> Task statement
Type out all the records word for word. Any pictures are to be left out.

> Input for this task
'''

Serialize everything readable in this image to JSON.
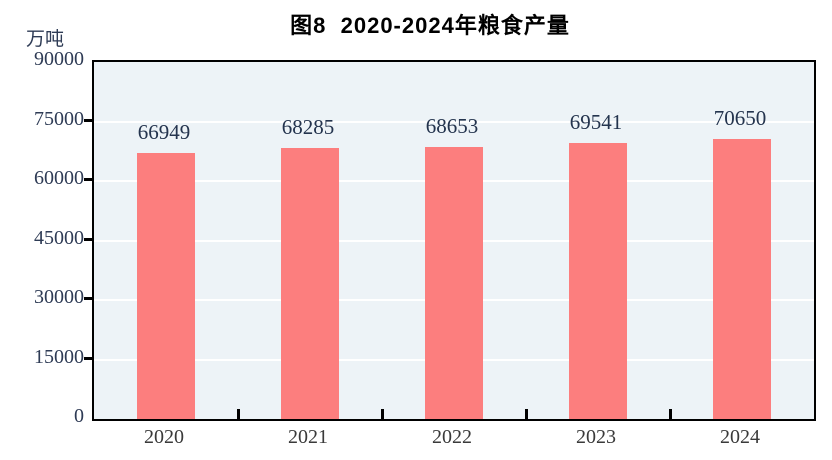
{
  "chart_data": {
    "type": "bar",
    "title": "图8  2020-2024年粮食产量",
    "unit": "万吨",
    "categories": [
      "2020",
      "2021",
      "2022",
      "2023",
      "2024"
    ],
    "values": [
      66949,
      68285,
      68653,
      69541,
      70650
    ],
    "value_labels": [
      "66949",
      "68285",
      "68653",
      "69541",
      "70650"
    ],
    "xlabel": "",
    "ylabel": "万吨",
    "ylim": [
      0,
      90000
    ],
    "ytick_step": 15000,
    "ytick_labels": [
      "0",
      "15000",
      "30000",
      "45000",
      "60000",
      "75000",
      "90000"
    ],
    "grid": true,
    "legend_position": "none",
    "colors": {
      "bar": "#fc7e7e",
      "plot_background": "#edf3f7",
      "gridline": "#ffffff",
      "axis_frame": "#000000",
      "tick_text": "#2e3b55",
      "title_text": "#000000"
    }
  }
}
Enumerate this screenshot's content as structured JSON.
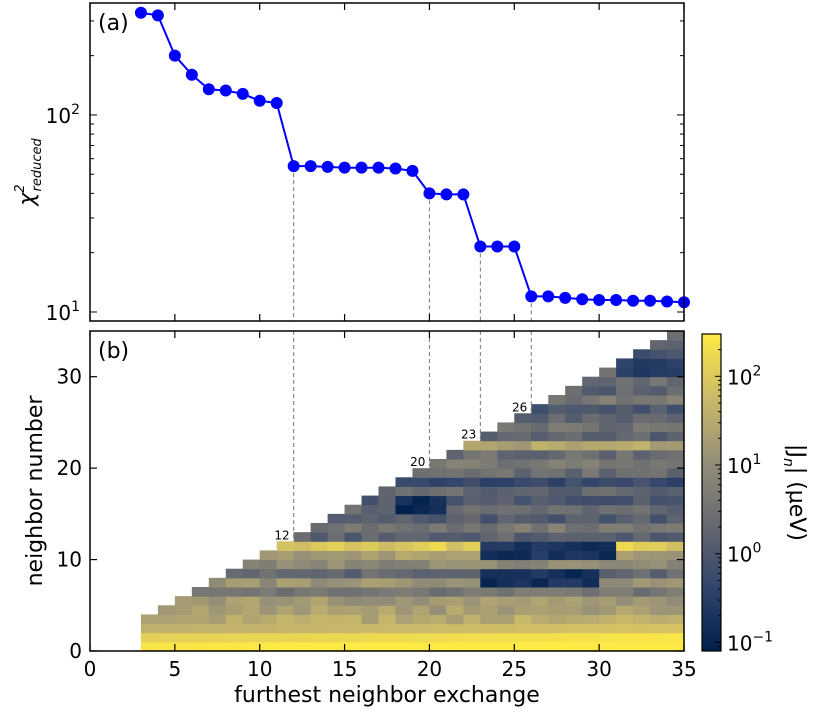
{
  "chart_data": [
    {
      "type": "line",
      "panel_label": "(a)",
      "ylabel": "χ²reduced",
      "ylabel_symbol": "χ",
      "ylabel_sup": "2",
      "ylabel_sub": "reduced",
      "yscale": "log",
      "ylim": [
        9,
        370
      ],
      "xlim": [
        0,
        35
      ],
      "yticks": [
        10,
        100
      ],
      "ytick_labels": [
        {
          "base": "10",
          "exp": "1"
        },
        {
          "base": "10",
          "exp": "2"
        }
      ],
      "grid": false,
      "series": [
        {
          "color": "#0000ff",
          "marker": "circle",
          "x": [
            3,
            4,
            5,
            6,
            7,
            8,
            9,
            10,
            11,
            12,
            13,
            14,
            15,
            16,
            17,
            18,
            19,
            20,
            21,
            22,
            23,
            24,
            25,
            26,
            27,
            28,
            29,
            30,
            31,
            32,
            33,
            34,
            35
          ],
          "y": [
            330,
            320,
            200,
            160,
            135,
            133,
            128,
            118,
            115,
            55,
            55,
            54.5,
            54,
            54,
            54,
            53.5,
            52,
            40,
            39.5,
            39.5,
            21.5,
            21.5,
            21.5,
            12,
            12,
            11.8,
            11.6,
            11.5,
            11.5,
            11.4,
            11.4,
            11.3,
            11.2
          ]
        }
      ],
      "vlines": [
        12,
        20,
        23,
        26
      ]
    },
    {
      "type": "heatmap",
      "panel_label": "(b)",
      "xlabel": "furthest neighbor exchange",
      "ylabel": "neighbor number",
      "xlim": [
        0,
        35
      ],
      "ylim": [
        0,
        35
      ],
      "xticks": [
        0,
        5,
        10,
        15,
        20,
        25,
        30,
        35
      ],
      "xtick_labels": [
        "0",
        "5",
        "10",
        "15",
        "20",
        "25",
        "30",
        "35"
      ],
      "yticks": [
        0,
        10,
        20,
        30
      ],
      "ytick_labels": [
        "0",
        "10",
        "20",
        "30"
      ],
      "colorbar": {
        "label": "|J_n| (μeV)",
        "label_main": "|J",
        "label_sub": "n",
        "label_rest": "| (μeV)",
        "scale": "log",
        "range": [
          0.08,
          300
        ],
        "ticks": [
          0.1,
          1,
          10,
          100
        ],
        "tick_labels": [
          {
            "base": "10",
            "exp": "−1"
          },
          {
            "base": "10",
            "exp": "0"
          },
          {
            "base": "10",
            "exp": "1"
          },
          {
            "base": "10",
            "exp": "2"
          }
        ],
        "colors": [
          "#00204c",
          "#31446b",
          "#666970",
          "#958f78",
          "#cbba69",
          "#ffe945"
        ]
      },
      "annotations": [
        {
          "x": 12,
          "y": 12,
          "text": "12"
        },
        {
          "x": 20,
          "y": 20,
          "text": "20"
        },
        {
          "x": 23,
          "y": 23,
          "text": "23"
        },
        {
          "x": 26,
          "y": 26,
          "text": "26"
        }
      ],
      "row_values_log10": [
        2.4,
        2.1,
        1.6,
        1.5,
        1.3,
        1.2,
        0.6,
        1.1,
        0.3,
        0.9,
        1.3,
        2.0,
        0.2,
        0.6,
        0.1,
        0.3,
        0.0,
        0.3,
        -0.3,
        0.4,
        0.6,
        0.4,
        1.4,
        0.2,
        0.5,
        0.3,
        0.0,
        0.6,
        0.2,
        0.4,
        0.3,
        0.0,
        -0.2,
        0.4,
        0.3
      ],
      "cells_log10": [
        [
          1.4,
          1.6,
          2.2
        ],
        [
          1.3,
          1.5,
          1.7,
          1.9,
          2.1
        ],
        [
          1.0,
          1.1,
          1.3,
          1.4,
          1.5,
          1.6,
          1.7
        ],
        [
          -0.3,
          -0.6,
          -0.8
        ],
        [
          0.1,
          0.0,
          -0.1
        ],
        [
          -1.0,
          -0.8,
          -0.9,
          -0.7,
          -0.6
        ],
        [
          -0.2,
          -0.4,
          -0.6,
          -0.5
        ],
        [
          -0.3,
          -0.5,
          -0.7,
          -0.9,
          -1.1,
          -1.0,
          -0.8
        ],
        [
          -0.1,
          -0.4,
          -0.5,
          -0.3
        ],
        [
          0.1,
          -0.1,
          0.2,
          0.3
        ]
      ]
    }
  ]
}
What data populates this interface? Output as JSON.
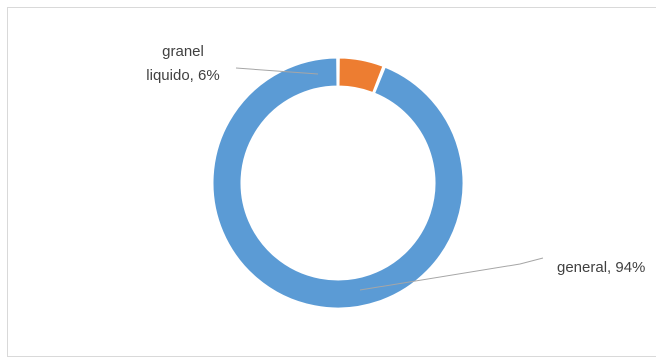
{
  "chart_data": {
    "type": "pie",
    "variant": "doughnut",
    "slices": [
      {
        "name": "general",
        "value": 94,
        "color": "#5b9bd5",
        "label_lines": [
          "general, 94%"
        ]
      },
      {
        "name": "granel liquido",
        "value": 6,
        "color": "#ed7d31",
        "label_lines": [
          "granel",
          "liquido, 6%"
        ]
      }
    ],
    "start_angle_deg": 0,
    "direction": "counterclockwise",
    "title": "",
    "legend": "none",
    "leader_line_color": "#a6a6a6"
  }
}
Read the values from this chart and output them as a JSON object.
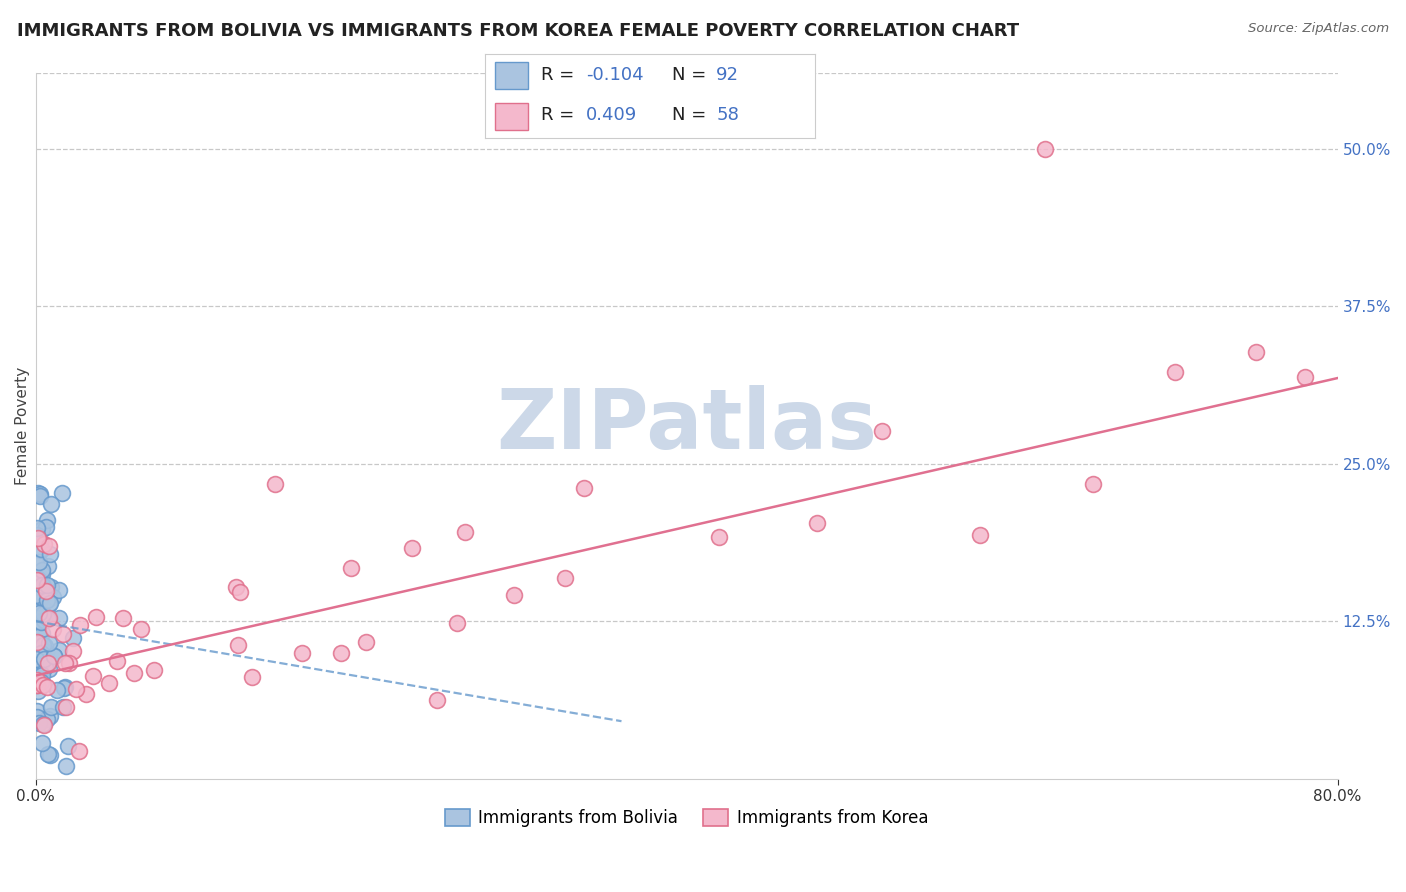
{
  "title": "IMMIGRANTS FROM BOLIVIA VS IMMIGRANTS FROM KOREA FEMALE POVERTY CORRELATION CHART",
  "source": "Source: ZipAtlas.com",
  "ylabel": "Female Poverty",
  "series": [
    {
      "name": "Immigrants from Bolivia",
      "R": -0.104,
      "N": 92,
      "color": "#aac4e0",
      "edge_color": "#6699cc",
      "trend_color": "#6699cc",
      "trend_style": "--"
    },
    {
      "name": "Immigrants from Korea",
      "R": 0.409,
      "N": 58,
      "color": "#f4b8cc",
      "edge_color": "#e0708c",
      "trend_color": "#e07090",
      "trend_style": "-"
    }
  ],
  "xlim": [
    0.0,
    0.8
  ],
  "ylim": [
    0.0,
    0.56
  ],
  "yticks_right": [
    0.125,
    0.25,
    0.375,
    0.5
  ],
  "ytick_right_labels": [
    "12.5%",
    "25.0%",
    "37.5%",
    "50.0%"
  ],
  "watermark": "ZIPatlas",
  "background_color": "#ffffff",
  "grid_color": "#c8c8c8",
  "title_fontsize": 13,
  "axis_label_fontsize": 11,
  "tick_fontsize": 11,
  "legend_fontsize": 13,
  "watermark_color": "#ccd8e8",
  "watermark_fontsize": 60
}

'''

> Exercise solution
Serialize everything readable in this image to JSON.
{
  "chart_data": {
    "type": "bar",
    "title": "图8  2020-2024年粮食产量",
    "unit": "万吨",
    "categories": [
      "2020",
      "2021",
      "2022",
      "2023",
      "2024"
    ],
    "values": [
      66949,
      68285,
      68653,
      69541,
      70650
    ],
    "value_labels": [
      "66949",
      "68285",
      "68653",
      "69541",
      "70650"
    ],
    "xlabel": "",
    "ylabel": "万吨",
    "ylim": [
      0,
      90000
    ],
    "ytick_step": 15000,
    "ytick_labels": [
      "0",
      "15000",
      "30000",
      "45000",
      "60000",
      "75000",
      "90000"
    ],
    "grid": true,
    "legend_position": "none",
    "colors": {
      "bar": "#fc7e7e",
      "plot_background": "#edf3f7",
      "gridline": "#ffffff",
      "axis_frame": "#000000",
      "tick_text": "#2e3b55",
      "title_text": "#000000"
    }
  }
}
Enumerate this screenshot's content as structured JSON.
{
  "chart_data": [
    {
      "type": "line",
      "panel_label": "(a)",
      "ylabel": "χ²reduced",
      "ylabel_symbol": "χ",
      "ylabel_sup": "2",
      "ylabel_sub": "reduced",
      "yscale": "log",
      "ylim": [
        9,
        370
      ],
      "xlim": [
        0,
        35
      ],
      "yticks": [
        10,
        100
      ],
      "ytick_labels": [
        {
          "base": "10",
          "exp": "1"
        },
        {
          "base": "10",
          "exp": "2"
        }
      ],
      "grid": false,
      "series": [
        {
          "color": "#0000ff",
          "marker": "circle",
          "x": [
            3,
            4,
            5,
            6,
            7,
            8,
            9,
            10,
            11,
            12,
            13,
            14,
            15,
            16,
            17,
            18,
            19,
            20,
            21,
            22,
            23,
            24,
            25,
            26,
            27,
            28,
            29,
            30,
            31,
            32,
            33,
            34,
            35
          ],
          "y": [
            330,
            320,
            200,
            160,
            135,
            133,
            128,
            118,
            115,
            55,
            55,
            54.5,
            54,
            54,
            54,
            53.5,
            52,
            40,
            39.5,
            39.5,
            21.5,
            21.5,
            21.5,
            12,
            12,
            11.8,
            11.6,
            11.5,
            11.5,
            11.4,
            11.4,
            11.3,
            11.2
          ]
        }
      ],
      "vlines": [
        12,
        20,
        23,
        26
      ]
    },
    {
      "type": "heatmap",
      "panel_label": "(b)",
      "xlabel": "furthest neighbor exchange",
      "ylabel": "neighbor number",
      "xlim": [
        0,
        35
      ],
      "ylim": [
        0,
        35
      ],
      "xticks": [
        0,
        5,
        10,
        15,
        20,
        25,
        30,
        35
      ],
      "xtick_labels": [
        "0",
        "5",
        "10",
        "15",
        "20",
        "25",
        "30",
        "35"
      ],
      "yticks": [
        0,
        10,
        20,
        30
      ],
      "ytick_labels": [
        "0",
        "10",
        "20",
        "30"
      ],
      "colorbar": {
        "label": "|J_n| (μeV)",
        "label_main": "|J",
        "label_sub": "n",
        "label_rest": "| (μeV)",
        "scale": "log",
        "range": [
          0.08,
          300
        ],
        "ticks": [
          0.1,
          1,
          10,
          100
        ],
        "tick_labels": [
          {
            "base": "10",
            "exp": "−1"
          },
          {
            "base": "10",
            "exp": "0"
          },
          {
            "base": "10",
            "exp": "1"
          },
          {
            "base": "10",
            "exp": "2"
          }
        ],
        "colors": [
          "#00204c",
          "#31446b",
          "#666970",
          "#958f78",
          "#cbba69",
          "#ffe945"
        ]
      },
      "annotations": [
        {
          "x": 12,
          "y": 12,
          "text": "12"
        },
        {
          "x": 20,
          "y": 20,
          "text": "20"
        },
        {
          "x": 23,
          "y": 23,
          "text": "23"
        },
        {
          "x": 26,
          "y": 26,
          "text": "26"
        }
      ],
      "row_values_log10": [
        2.4,
        2.1,
        1.6,
        1.5,
        1.3,
        1.2,
        0.6,
        1.1,
        0.3,
        0.9,
        1.3,
        2.0,
        0.2,
        0.6,
        0.1,
        0.3,
        0.0,
        0.3,
        -0.3,
        0.4,
        0.6,
        0.4,
        1.4,
        0.2,
        0.5,
        0.3,
        0.0,
        0.6,
        0.2,
        0.4,
        0.3,
        0.0,
        -0.2,
        0.4,
        0.3
      ],
      "cells_log10": [
        [
          1.4,
          1.6,
          2.2
        ],
        [
          1.3,
          1.5,
          1.7,
          1.9,
          2.1
        ],
        [
          1.0,
          1.1,
          1.3,
          1.4,
          1.5,
          1.6,
          1.7
        ],
        [
          -0.3,
          -0.6,
          -0.8
        ],
        [
          0.1,
          0.0,
          -0.1
        ],
        [
          -1.0,
          -0.8,
          -0.9,
          -0.7,
          -0.6
        ],
        [
          -0.2,
          -0.4,
          -0.6,
          -0.5
        ],
        [
          -0.3,
          -0.5,
          -0.7,
          -0.9,
          -1.1,
          -1.0,
          -0.8
        ],
        [
          -0.1,
          -0.4,
          -0.5,
          -0.3
        ],
        [
          0.1,
          -0.1,
          0.2,
          0.3
        ]
      ]
    }
  ]
}
What data populates this interface? Output as JSON.
{
  "chart_data": {
    "type": "pie",
    "variant": "doughnut",
    "slices": [
      {
        "name": "general",
        "value": 94,
        "color": "#5b9bd5",
        "label_lines": [
          "general, 94%"
        ]
      },
      {
        "name": "granel liquido",
        "value": 6,
        "color": "#ed7d31",
        "label_lines": [
          "granel",
          "liquido, 6%"
        ]
      }
    ],
    "start_angle_deg": 0,
    "direction": "counterclockwise",
    "title": "",
    "legend": "none",
    "leader_line_color": "#a6a6a6"
  }
}
Read the values from this chart and output them as a JSON object.
{
  "title": "IMMIGRANTS FROM BOLIVIA VS IMMIGRANTS FROM KOREA FEMALE POVERTY CORRELATION CHART",
  "source": "Source: ZipAtlas.com",
  "ylabel": "Female Poverty",
  "series": [
    {
      "name": "Immigrants from Bolivia",
      "R": -0.104,
      "N": 92,
      "color": "#aac4e0",
      "edge_color": "#6699cc",
      "trend_color": "#6699cc",
      "trend_style": "--"
    },
    {
      "name": "Immigrants from Korea",
      "R": 0.409,
      "N": 58,
      "color": "#f4b8cc",
      "edge_color": "#e0708c",
      "trend_color": "#e07090",
      "trend_style": "-"
    }
  ],
  "xlim": [
    0.0,
    0.8
  ],
  "ylim": [
    0.0,
    0.56
  ],
  "yticks_right": [
    0.125,
    0.25,
    0.375,
    0.5
  ],
  "ytick_right_labels": [
    "12.5%",
    "25.0%",
    "37.5%",
    "50.0%"
  ],
  "watermark": "ZIPatlas",
  "background_color": "#ffffff",
  "grid_color": "#c8c8c8",
  "title_fontsize": 13,
  "axis_label_fontsize": 11,
  "tick_fontsize": 11,
  "legend_fontsize": 13,
  "watermark_color": "#ccd8e8",
  "watermark_fontsize": 60
}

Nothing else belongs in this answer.